*JOB*. Arrange everything from the line containing "Find all labels, buttons, inputs, and" down to the line containing "staticText: SIGN IN xyxy=(38,300,354,316)", both included, as a Markdown table with the columns Row and Line. Give each line a row number and leave out any blank lines.

*DATA SUPPLIED*.
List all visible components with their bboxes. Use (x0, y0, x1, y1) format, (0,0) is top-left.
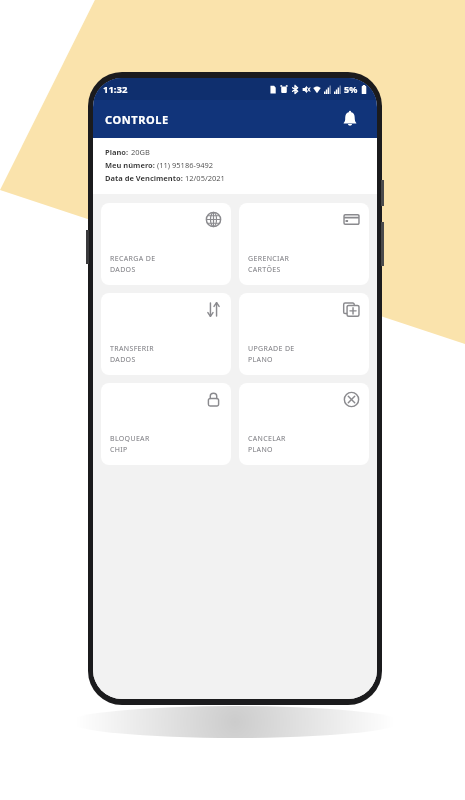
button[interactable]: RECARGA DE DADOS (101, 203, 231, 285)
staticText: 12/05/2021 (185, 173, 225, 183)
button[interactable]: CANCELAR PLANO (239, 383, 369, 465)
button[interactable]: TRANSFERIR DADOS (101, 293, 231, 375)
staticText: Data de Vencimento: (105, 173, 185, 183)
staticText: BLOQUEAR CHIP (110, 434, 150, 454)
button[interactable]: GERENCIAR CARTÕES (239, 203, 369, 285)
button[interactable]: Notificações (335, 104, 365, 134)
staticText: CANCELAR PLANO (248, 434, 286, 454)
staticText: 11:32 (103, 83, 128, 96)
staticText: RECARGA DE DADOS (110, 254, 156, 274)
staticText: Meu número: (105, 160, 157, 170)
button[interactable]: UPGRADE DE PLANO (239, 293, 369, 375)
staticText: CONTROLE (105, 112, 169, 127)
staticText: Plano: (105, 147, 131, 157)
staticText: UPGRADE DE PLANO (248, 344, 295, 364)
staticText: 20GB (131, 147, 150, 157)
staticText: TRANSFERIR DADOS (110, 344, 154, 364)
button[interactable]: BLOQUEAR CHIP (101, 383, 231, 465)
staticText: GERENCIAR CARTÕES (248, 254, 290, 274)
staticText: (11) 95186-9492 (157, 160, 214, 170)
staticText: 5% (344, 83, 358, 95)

==

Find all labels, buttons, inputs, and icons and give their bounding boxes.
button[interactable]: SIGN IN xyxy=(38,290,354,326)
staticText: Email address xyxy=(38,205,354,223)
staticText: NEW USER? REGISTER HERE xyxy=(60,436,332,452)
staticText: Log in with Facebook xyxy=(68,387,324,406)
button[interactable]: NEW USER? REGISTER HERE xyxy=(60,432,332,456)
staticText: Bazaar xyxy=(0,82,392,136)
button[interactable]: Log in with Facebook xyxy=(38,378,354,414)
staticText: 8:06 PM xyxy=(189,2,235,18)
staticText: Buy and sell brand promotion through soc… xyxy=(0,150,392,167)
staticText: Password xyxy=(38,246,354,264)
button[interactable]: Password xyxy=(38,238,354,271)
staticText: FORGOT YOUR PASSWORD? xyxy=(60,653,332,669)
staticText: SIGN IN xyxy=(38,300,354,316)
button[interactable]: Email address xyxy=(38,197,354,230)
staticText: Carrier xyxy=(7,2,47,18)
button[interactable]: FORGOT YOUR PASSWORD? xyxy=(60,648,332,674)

*FULL ANSWER*.
| Row | Line |
|---|---|
| 1 | Find all labels, buttons, inputs, and icons and give their bounding boxes. |
| 2 | button[interactable]: SIGN IN xyxy=(38,290,354,326) |
| 3 | staticText: Email address xyxy=(38,205,354,223) |
| 4 | staticText: NEW USER? REGISTER HERE xyxy=(60,436,332,452) |
| 5 | staticText: Log in with Facebook xyxy=(68,387,324,406) |
| 6 | button[interactable]: NEW USER? REGISTER HERE xyxy=(60,432,332,456) |
| 7 | staticText: Bazaar xyxy=(0,82,392,136) |
| 8 | button[interactable]: Log in with Facebook xyxy=(38,378,354,414) |
| 9 | staticText: 8:06 PM xyxy=(189,2,235,18) |
| 10 | staticText: Buy and sell brand promotion through soc… xyxy=(0,150,392,167) |
| 11 | staticText: Password xyxy=(38,246,354,264) |
| 12 | button[interactable]: Password xyxy=(38,238,354,271) |
| 13 | staticText: FORGOT YOUR PASSWORD? xyxy=(60,653,332,669) |
| 14 | staticText: SIGN IN xyxy=(38,300,354,316) |